_Supplied records_
# # # #

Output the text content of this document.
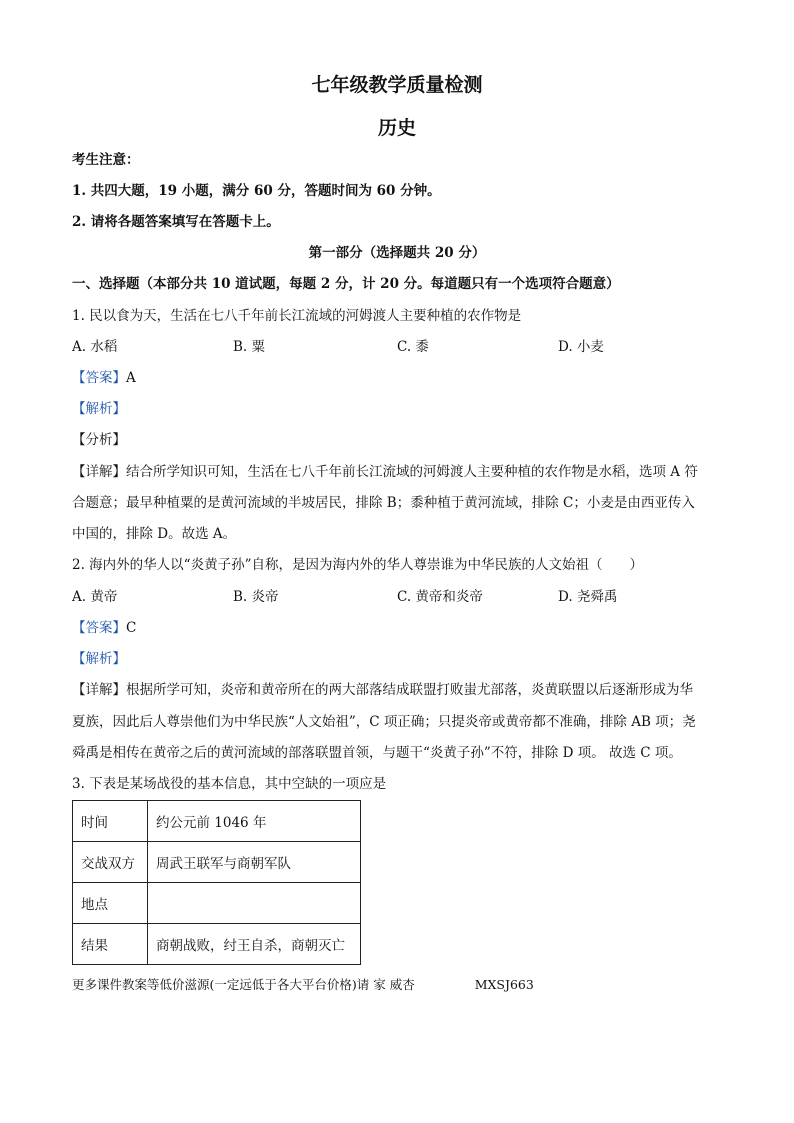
七年级教学质量检测
历史
考生注意：
1. 共四大题，19 小题，满分 60 分，答题时间为 60 分钟。
2. 请将各题答案填写在答题卡上。
第一部分（选择题共 20 分）
一、选择题（本部分共 10 道试题，每题 2 分，计 20 分。每道题只有一个选项符合题意）
1. 民以食为天，生活在七八千年前长江流域的河姆渡人主要种植的农作物是
A. 水稻	B. 粟	C. 黍	D. 小麦
【答案】A
【解析】
【分析】
【详解】结合所学知识可知，生活在七八千年前长江流域的河姆渡人主要种植的农作物是水稻，选项 A 符
合题意；最早种植粟的是黄河流域的半坡居民，排除 B；黍种植于黄河流域，排除 C；小麦是由西亚传入
中国的，排除 D。故选 A。
2. 海内外的华人以“炎黄子孙”自称，是因为海内外的华人尊崇谁为中华民族的人文始祖（　　）
A. 黄帝	B. 炎帝	C. 黄帝和炎帝	D. 尧舜禹
【答案】C
【解析】
【详解】根据所学可知，炎帝和黄帝所在的两大部落结成联盟打败蚩尤部落，炎黄联盟以后逐渐形成为华
夏族，因此后人尊崇他们为中华民族“人文始祖”，C 项正确；只提炎帝或黄帝都不准确，排除 AB 项；尧
舜禹是相传在黄帝之后的黄河流域的部落联盟首领，与题干“炎黄子孙”不符，排除 D 项。 故选 C 项。
3. 下表是某场战役的基本信息，其中空缺的一项应是
时间	约公元前 1046 年
交战双方	周武王联军与商朝军队
地点	
结果	商朝战败，纣王自杀，商朝灭亡
更多课件教案等低价滋源(一定远低于各大平台价格)请 家 威杏	MXSJ663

# # # #

_Given instruction_
Leave the images out, please, and restate each line word for word.

_Output below_
Output the text content of this document.
七年级教学质量检测
历史
考生注意：
1. 共四大题，19 小题，满分 60 分，答题时间为 60 分钟。
2. 请将各题答案填写在答题卡上。
第一部分（选择题共 20 分）
一、选择题（本部分共 10 道试题，每题 2 分，计 20 分。每道题只有一个选项符合题意）
1. 民以食为天，生活在七八千年前长江流域的河姆渡人主要种植的农作物是
A. 水稻	B. 粟	C. 黍	D. 小麦
【答案】A
【解析】
【分析】
【详解】结合所学知识可知，生活在七八千年前长江流域的河姆渡人主要种植的农作物是水稻，选项 A 符
合题意；最早种植粟的是黄河流域的半坡居民，排除 B；黍种植于黄河流域，排除 C；小麦是由西亚传入
中国的，排除 D。故选 A。
2. 海内外的华人以“炎黄子孙”自称，是因为海内外的华人尊崇谁为中华民族的人文始祖（　　）
A. 黄帝	B. 炎帝	C. 黄帝和炎帝	D. 尧舜禹
【答案】C
【解析】
【详解】根据所学可知，炎帝和黄帝所在的两大部落结成联盟打败蚩尤部落，炎黄联盟以后逐渐形成为华
夏族，因此后人尊崇他们为中华民族“人文始祖”，C 项正确；只提炎帝或黄帝都不准确，排除 AB 项；尧
舜禹是相传在黄帝之后的黄河流域的部落联盟首领，与题干“炎黄子孙”不符，排除 D 项。 故选 C 项。
3. 下表是某场战役的基本信息，其中空缺的一项应是
时间	约公元前 1046 年
交战双方	周武王联军与商朝军队
地点	
结果	商朝战败，纣王自杀，商朝灭亡
更多课件教案等低价滋源(一定远低于各大平台价格)请 家 威杏	MXSJ663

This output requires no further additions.